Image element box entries
- - - -

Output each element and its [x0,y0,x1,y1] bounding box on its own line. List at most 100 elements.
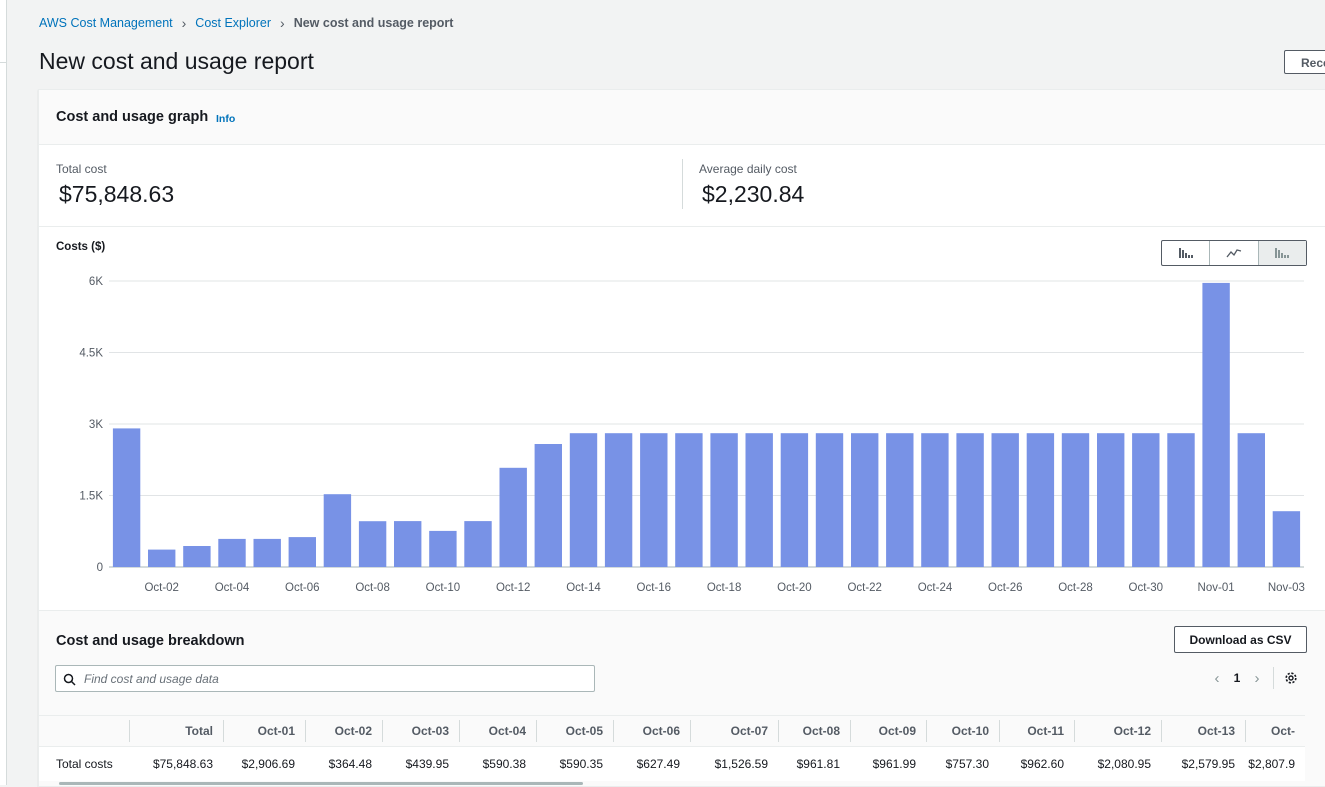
column-header[interactable]: Oct-05 [536,715,613,747]
column-header[interactable]: Total [129,715,223,747]
column-header[interactable]: Oct-11 [999,715,1074,747]
download-csv-button[interactable]: Download as CSV [1174,626,1307,653]
bar-chart-icon[interactable] [1162,241,1211,265]
bar-Oct-21[interactable] [815,433,844,567]
horizontal-scrollbar[interactable] [59,782,583,785]
bar-Oct-04[interactable] [218,538,246,567]
bar-Oct-19[interactable] [745,433,773,567]
bar-Oct-06[interactable] [288,537,316,567]
page-number[interactable]: 1 [1233,671,1241,685]
x-tick-label: Oct-18 [707,582,742,594]
search-field[interactable] [55,665,595,692]
bar-Oct-11[interactable] [464,521,492,567]
stacked-bar-chart-icon[interactable] [1258,241,1306,265]
table-cell: $627.49 [636,757,680,771]
page-title: New cost and usage report [39,48,314,74]
bar-Oct-12[interactable] [499,467,527,567]
line-chart-icon[interactable] [1210,241,1259,265]
bar-Oct-08[interactable] [358,521,387,567]
table-cell: $1,526.59 [714,757,768,771]
bar-Oct-29[interactable] [1097,433,1125,567]
cost-bar-chart: 0 1.5K 3K 4.5K 6K Oct-02 Oct-04 Oct-06 Oct-08 Oct… [79,276,1305,594]
info-link[interactable]: Info [216,113,236,125]
x-tick-label: Oct-26 [988,582,1023,594]
y-tick-label: 1.5K [79,491,103,503]
breadcrumb-cost-explorer[interactable]: Cost Explorer [195,16,272,30]
column-header[interactable]: Oct-10 [926,715,999,747]
table-cell: $590.38 [482,757,526,771]
breadcrumb: AWS Cost Management › Cost Explorer › Ne… [39,15,453,31]
y-tick-label: 0 [97,562,103,574]
x-tick-label: Nov-01 [1198,582,1235,594]
pagination: ‹ 1 › [1207,667,1298,689]
column-header[interactable]: Oct-12 [1074,715,1161,747]
bar-Oct-17[interactable] [675,433,703,567]
column-header[interactable]: Oct-02 [305,715,382,747]
breadcrumb-cost-management[interactable]: AWS Cost Management [39,16,173,30]
bar-Oct-16[interactable] [640,433,668,567]
bar-Oct-07[interactable] [323,494,352,567]
bar-Nov-02[interactable] [1237,433,1265,567]
bar-Oct-15[interactable] [604,433,633,567]
table-cell: $2,080.95 [1097,757,1151,771]
table-cell: $439.95 [405,757,449,771]
bar-Oct-03[interactable] [183,546,211,567]
bar-Oct-23[interactable] [886,433,914,567]
table-cell: $961.81 [796,757,840,771]
column-header[interactable]: Oct-03 [382,715,459,747]
bar-Oct-27[interactable] [1026,433,1055,567]
breakdown-table: Total Oct-01 Oct-02 Oct-03 Oct-04 Oct-05 Oct-0… [39,715,1305,781]
x-tick-label: Oct-28 [1058,582,1093,594]
recommendations-button[interactable]: Rece [1284,50,1325,74]
bar-Oct-18[interactable] [710,433,738,567]
bar-Oct-01[interactable] [112,428,141,567]
bar-Oct-13[interactable] [534,444,562,567]
column-header-blank [39,715,129,747]
bar-Oct-26[interactable] [991,433,1019,567]
average-daily-cost-value: $2,230.84 [702,181,805,207]
y-axis-title: Costs ($) [56,241,106,253]
column-header[interactable]: Oct-09 [850,715,926,747]
table-cell: $364.48 [328,757,372,771]
bar-Nov-01[interactable] [1202,282,1230,567]
table-cell: $2,906.69 [241,757,295,771]
bar-Oct-09[interactable] [394,521,422,567]
column-header[interactable]: Oct-06 [613,715,690,747]
column-header[interactable]: Oct-13 [1161,715,1245,747]
row-label: Total costs [56,757,113,771]
bar-Oct-14[interactable] [569,433,598,567]
x-tick-label: Oct-08 [355,582,390,594]
bar-Oct-10[interactable] [429,530,457,567]
x-tick-label: Oct-10 [426,582,461,594]
column-header[interactable]: Oct-04 [459,715,536,747]
table-cell: $757.30 [945,757,989,771]
table-cell: $962.60 [1020,757,1064,771]
column-header[interactable]: Oct-01 [223,715,305,747]
x-tick-label: Oct-06 [285,582,320,594]
bar-Oct-24[interactable] [921,433,949,567]
bar-Oct-31[interactable] [1167,433,1195,567]
chevron-right-icon: › [181,15,187,31]
x-tick-label: Oct-30 [1129,582,1164,594]
next-page-icon[interactable]: › [1254,669,1260,687]
gear-icon[interactable] [1284,671,1298,685]
x-tick-label: Oct-22 [847,582,882,594]
bar-Oct-25[interactable] [956,433,984,567]
table-cell: $75,848.63 [152,757,213,771]
column-header[interactable]: Oct- [1245,715,1305,747]
x-tick-label: Oct-04 [215,582,250,594]
divider [39,610,1325,611]
column-header[interactable]: Oct-08 [778,715,850,747]
bar-Oct-22[interactable] [851,433,879,567]
x-tick-label: Oct-24 [918,582,953,594]
search-input[interactable] [82,669,586,689]
breakdown-title: Cost and usage breakdown [56,633,245,649]
bar-Oct-30[interactable] [1132,433,1160,567]
bar-Nov-03[interactable] [1272,511,1301,567]
previous-page-icon[interactable]: ‹ [1214,669,1220,687]
bar-Oct-20[interactable] [780,433,809,567]
column-header[interactable]: Oct-07 [690,715,778,747]
bar-Oct-05[interactable] [253,538,281,567]
bar-Oct-28[interactable] [1061,433,1090,567]
bar-Oct-02[interactable] [148,549,176,567]
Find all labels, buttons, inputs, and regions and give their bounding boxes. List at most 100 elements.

- - - -

Please copy every line of the entries above word for word, leaving out the pictures.

WRITTEN ANSWER.
Output each element and its [x0,y0,x1,y1] bounding box on its own line. List at most 100 elements.
column-header[interactable]: Oct-05 [536,715,613,747]
column-header[interactable]: Total [129,715,223,747]
column-header[interactable]: Oct-11 [999,715,1074,747]
download-csv-button[interactable]: Download as CSV [1174,626,1307,653]
bar-chart-icon[interactable] [1162,241,1211,265]
bar-Oct-21[interactable] [815,433,844,567]
horizontal-scrollbar[interactable] [59,782,583,785]
bar-Oct-04[interactable] [218,538,246,567]
bar-Oct-19[interactable] [745,433,773,567]
bar-Oct-06[interactable] [288,537,316,567]
page-number[interactable]: 1 [1233,671,1241,685]
x-tick-label: Oct-18 [707,582,742,594]
search-field[interactable] [55,665,595,692]
bar-Oct-11[interactable] [464,521,492,567]
stacked-bar-chart-icon[interactable] [1258,241,1306,265]
table-cell: $627.49 [636,757,680,771]
page-title: New cost and usage report [39,48,314,74]
bar-Oct-12[interactable] [499,467,527,567]
line-chart-icon[interactable] [1210,241,1259,265]
bar-Oct-08[interactable] [358,521,387,567]
table-cell: $1,526.59 [714,757,768,771]
bar-Oct-29[interactable] [1097,433,1125,567]
cost-bar-chart: 0 1.5K 3K 4.5K 6K Oct-02 Oct-04 Oct-06 Oct-08 Oct… [79,276,1305,594]
info-link[interactable]: Info [216,113,236,125]
x-tick-label: Oct-26 [988,582,1023,594]
y-tick-label: 1.5K [79,491,103,503]
breadcrumb-cost-explorer[interactable]: Cost Explorer [195,16,272,30]
column-header[interactable]: Oct-10 [926,715,999,747]
table-cell: $590.38 [482,757,526,771]
breadcrumb: AWS Cost Management › Cost Explorer › Ne… [39,15,453,31]
y-tick-label: 0 [97,562,103,574]
x-tick-label: Nov-01 [1198,582,1235,594]
pagination: ‹ 1 › [1207,667,1298,689]
column-header[interactable]: Oct-12 [1074,715,1161,747]
bar-Oct-17[interactable] [675,433,703,567]
column-header[interactable]: Oct-02 [305,715,382,747]
breadcrumb-cost-management[interactable]: AWS Cost Management [39,16,173,30]
bar-Oct-16[interactable] [640,433,668,567]
bar-Oct-07[interactable] [323,494,352,567]
bar-Nov-02[interactable] [1237,433,1265,567]
bar-Oct-15[interactable] [604,433,633,567]
table-cell: $2,080.95 [1097,757,1151,771]
table-cell: $439.95 [405,757,449,771]
bar-Oct-03[interactable] [183,546,211,567]
bar-Oct-23[interactable] [886,433,914,567]
table-cell: $961.81 [796,757,840,771]
column-header[interactable]: Oct-03 [382,715,459,747]
bar-Oct-27[interactable] [1026,433,1055,567]
breakdown-table: Total Oct-01 Oct-02 Oct-03 Oct-04 Oct-05 Oct-0… [39,715,1305,781]
x-tick-label: Oct-28 [1058,582,1093,594]
recommendations-button[interactable]: Rece [1284,50,1325,74]
bar-Oct-18[interactable] [710,433,738,567]
bar-Oct-01[interactable] [112,428,141,567]
bar-Oct-13[interactable] [534,444,562,567]
column-header-blank [39,715,129,747]
bar-Oct-26[interactable] [991,433,1019,567]
average-daily-cost-value: $2,230.84 [702,181,805,207]
y-axis-title: Costs ($) [56,241,106,253]
column-header[interactable]: Oct-09 [850,715,926,747]
table-cell: $364.48 [328,757,372,771]
bar-Nov-01[interactable] [1202,282,1230,567]
table-cell: $2,906.69 [241,757,295,771]
bar-Oct-09[interactable] [394,521,422,567]
column-header[interactable]: Oct-06 [613,715,690,747]
column-header[interactable]: Oct-13 [1161,715,1245,747]
row-label: Total costs [56,757,113,771]
bar-Oct-14[interactable] [569,433,598,567]
x-tick-label: Oct-08 [355,582,390,594]
bar-Oct-10[interactable] [429,530,457,567]
x-tick-label: Oct-10 [426,582,461,594]
column-header[interactable]: Oct-04 [459,715,536,747]
table-cell: $757.30 [945,757,989,771]
table-cell: $962.60 [1020,757,1064,771]
column-header[interactable]: Oct-01 [223,715,305,747]
x-tick-label: Oct-06 [285,582,320,594]
bar-Oct-24[interactable] [921,433,949,567]
bar-Oct-31[interactable] [1167,433,1195,567]
chevron-right-icon: › [181,15,187,31]
x-tick-label: Oct-30 [1129,582,1164,594]
next-page-icon[interactable]: › [1254,669,1260,687]
gear-icon[interactable] [1284,671,1298,685]
x-tick-label: Oct-22 [847,582,882,594]
bar-Oct-25[interactable] [956,433,984,567]
table-cell: $75,848.63 [152,757,213,771]
column-header[interactable]: Oct- [1245,715,1305,747]
x-tick-label: Oct-04 [215,582,250,594]
divider [39,610,1325,611]
column-header[interactable]: Oct-08 [778,715,850,747]
bar-Oct-22[interactable] [851,433,879,567]
x-tick-label: Oct-24 [918,582,953,594]
search-input[interactable] [82,669,586,689]
breakdown-title: Cost and usage breakdown [56,633,245,649]
bar-Oct-30[interactable] [1132,433,1160,567]
bar-Nov-03[interactable] [1272,511,1301,567]
previous-page-icon[interactable]: ‹ [1214,669,1220,687]
bar-Oct-20[interactable] [780,433,809,567]
column-header[interactable]: Oct-07 [690,715,778,747]
bar-Oct-05[interactable] [253,538,281,567]
bar-Oct-28[interactable] [1061,433,1090,567]
bar-Oct-02[interactable] [148,549,176,567]
Find all labels, buttons, inputs, and regions and give their bounding boxes. List at most 100 elements.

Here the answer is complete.